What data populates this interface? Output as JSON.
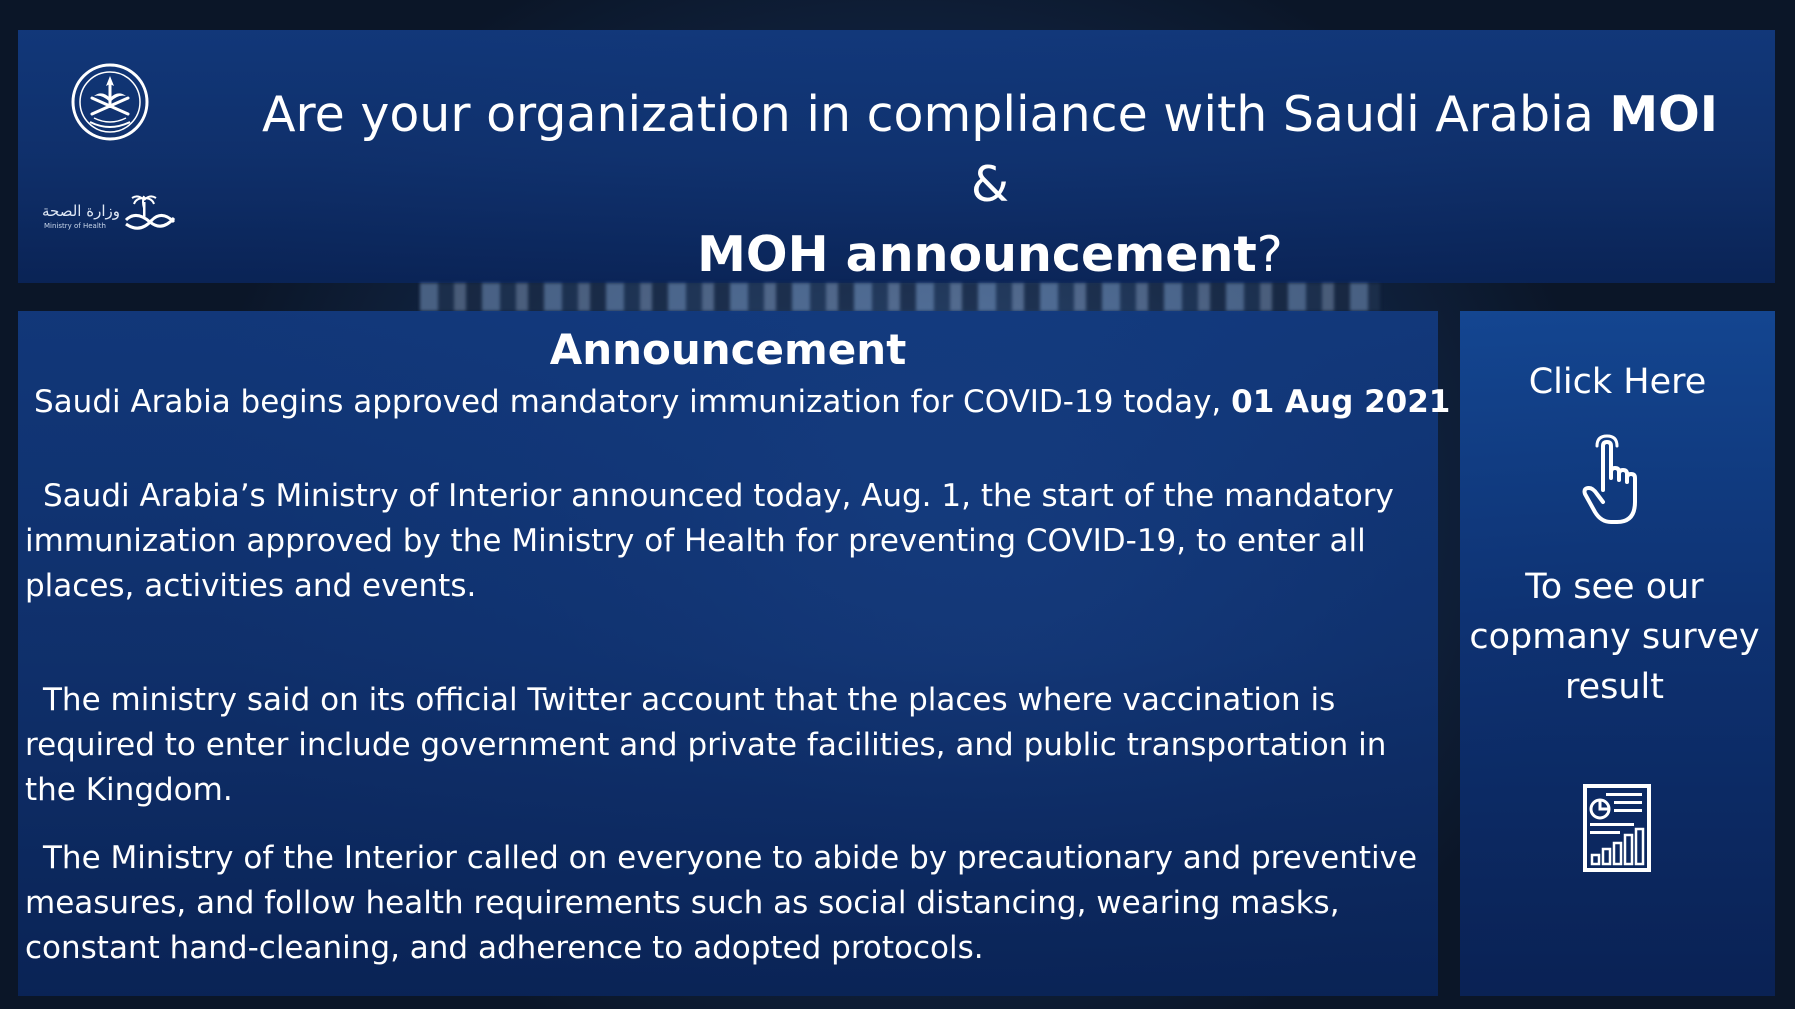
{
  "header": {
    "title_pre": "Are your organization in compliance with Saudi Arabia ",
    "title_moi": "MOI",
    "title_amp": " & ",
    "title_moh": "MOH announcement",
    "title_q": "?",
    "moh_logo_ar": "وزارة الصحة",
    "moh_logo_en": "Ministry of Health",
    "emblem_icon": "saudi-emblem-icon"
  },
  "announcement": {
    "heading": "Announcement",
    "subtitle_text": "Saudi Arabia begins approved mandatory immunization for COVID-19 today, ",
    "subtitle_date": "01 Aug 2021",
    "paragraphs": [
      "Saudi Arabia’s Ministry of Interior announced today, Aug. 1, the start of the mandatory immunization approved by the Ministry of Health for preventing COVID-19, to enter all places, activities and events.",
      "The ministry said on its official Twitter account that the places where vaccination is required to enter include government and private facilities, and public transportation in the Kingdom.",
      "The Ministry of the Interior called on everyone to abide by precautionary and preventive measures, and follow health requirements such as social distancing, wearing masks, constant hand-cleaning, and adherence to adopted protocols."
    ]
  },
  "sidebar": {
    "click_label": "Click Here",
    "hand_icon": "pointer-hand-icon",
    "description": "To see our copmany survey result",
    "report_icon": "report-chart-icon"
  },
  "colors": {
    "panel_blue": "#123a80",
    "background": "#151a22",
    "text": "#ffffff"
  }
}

...

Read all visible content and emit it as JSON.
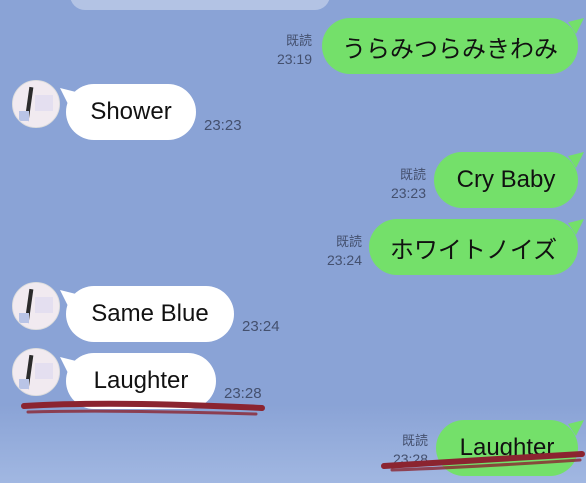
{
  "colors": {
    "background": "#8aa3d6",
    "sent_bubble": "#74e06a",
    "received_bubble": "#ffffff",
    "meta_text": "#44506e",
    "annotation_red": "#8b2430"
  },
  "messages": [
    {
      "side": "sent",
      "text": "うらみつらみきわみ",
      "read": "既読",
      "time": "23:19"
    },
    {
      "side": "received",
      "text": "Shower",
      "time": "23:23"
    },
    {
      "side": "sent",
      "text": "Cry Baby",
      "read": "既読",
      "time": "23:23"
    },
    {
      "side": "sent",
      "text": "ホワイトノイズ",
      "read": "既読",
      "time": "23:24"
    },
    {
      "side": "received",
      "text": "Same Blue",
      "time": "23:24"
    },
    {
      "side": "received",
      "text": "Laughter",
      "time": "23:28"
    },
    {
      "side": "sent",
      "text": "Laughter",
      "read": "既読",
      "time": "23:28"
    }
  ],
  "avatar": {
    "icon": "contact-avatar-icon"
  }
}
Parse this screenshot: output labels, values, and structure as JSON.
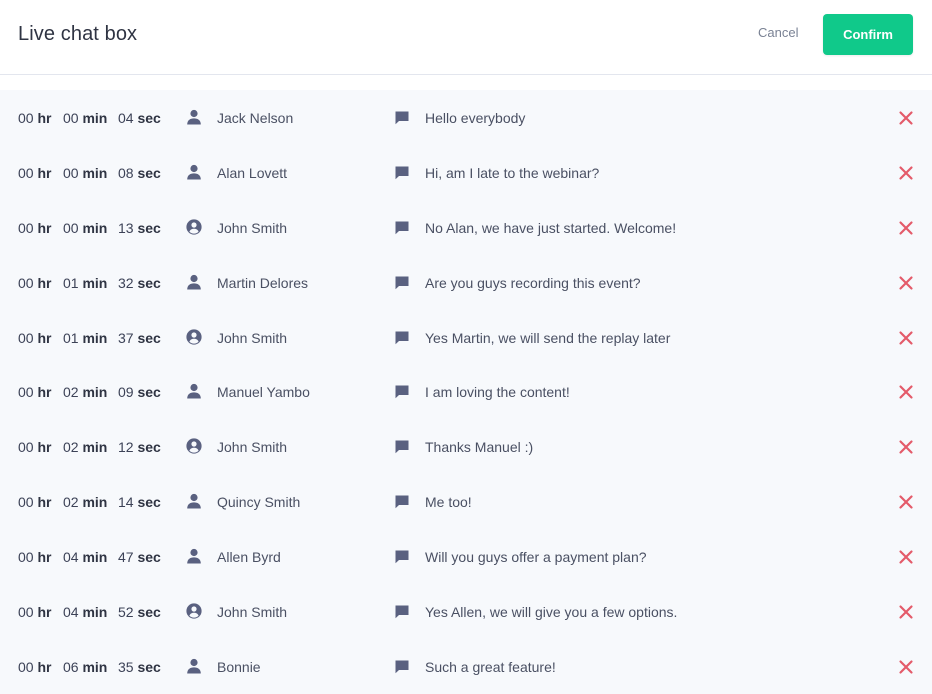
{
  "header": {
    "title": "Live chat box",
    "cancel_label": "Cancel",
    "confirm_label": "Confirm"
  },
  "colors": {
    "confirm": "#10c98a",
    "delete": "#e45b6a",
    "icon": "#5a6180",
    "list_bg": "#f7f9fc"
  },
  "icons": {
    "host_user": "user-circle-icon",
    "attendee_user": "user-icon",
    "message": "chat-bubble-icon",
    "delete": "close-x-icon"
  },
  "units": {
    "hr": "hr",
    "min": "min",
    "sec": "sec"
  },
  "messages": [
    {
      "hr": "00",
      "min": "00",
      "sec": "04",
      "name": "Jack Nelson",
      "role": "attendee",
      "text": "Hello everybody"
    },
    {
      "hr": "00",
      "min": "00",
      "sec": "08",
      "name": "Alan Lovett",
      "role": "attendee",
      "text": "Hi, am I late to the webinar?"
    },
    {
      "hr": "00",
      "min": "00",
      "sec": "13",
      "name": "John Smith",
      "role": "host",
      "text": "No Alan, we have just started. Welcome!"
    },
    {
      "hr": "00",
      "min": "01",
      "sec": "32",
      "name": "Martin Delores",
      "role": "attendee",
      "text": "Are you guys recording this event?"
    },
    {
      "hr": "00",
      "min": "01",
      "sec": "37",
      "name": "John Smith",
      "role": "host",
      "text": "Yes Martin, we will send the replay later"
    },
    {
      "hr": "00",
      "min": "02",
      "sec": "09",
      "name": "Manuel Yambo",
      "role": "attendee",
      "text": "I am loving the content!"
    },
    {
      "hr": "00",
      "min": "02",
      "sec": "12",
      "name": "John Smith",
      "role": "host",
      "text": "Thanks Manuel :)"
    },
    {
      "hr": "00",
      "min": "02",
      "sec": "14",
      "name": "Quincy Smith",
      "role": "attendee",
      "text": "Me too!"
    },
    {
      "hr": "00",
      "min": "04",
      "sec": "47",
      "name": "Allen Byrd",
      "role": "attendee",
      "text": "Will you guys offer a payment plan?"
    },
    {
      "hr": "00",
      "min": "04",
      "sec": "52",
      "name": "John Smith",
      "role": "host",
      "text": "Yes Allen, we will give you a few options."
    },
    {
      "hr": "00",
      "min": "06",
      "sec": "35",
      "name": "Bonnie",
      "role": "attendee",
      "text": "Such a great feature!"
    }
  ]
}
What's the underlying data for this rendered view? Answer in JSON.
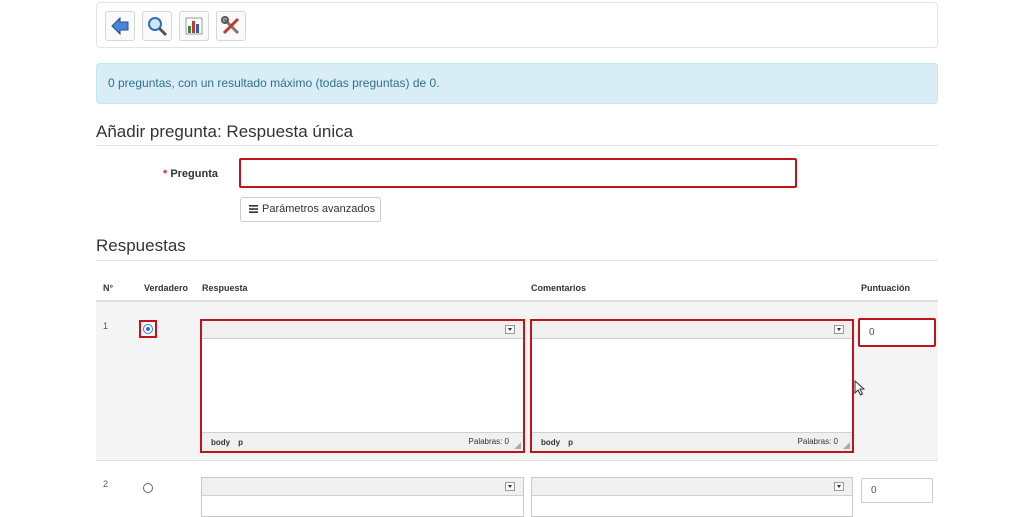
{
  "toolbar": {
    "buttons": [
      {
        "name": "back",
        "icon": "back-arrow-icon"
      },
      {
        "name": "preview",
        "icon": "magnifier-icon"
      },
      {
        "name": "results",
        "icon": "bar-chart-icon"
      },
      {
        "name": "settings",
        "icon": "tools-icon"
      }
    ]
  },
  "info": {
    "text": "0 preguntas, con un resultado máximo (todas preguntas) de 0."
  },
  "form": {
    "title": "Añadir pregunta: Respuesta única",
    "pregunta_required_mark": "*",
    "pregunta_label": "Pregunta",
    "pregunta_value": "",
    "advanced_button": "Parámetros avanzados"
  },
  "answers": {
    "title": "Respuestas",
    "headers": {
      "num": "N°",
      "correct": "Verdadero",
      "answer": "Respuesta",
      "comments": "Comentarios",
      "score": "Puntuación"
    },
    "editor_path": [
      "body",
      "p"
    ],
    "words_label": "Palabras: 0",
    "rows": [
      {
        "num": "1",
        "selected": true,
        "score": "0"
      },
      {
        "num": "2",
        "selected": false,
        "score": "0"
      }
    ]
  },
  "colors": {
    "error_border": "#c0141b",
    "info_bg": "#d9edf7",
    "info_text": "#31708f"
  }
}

--

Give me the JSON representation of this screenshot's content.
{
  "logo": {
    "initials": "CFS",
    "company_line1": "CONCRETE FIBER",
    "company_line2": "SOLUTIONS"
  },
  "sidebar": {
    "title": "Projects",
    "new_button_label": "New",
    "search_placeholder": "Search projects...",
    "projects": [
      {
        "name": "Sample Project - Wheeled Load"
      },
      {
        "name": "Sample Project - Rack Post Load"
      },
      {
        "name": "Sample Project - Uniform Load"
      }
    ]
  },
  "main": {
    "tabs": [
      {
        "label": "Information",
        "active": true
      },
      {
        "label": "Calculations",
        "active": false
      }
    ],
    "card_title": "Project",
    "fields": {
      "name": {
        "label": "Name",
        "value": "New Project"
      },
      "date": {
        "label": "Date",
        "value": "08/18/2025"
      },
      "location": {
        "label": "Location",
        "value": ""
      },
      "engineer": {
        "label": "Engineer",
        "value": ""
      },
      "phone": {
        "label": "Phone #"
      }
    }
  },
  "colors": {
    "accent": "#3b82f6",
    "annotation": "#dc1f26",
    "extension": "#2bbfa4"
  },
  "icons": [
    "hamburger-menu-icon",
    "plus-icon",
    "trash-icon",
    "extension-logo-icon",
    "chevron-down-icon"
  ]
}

• INSTRUCTIONS FOR THE TASK
Select every line in the records above that contains the word "Arabia".

• THE REPLY
    "title_pre": "Are your organization in compliance with Saudi Arabia ",
    "subtitle_text": "Saudi Arabia begins approved mandatory immunization for COVID-19 today, ",
      "Saudi Arabia’s Ministry of Interior announced today, Aug. 1, the start of the mandatory immunization approved by the Ministry of Health for preventing COVID-19, to enter all places, activities and events.",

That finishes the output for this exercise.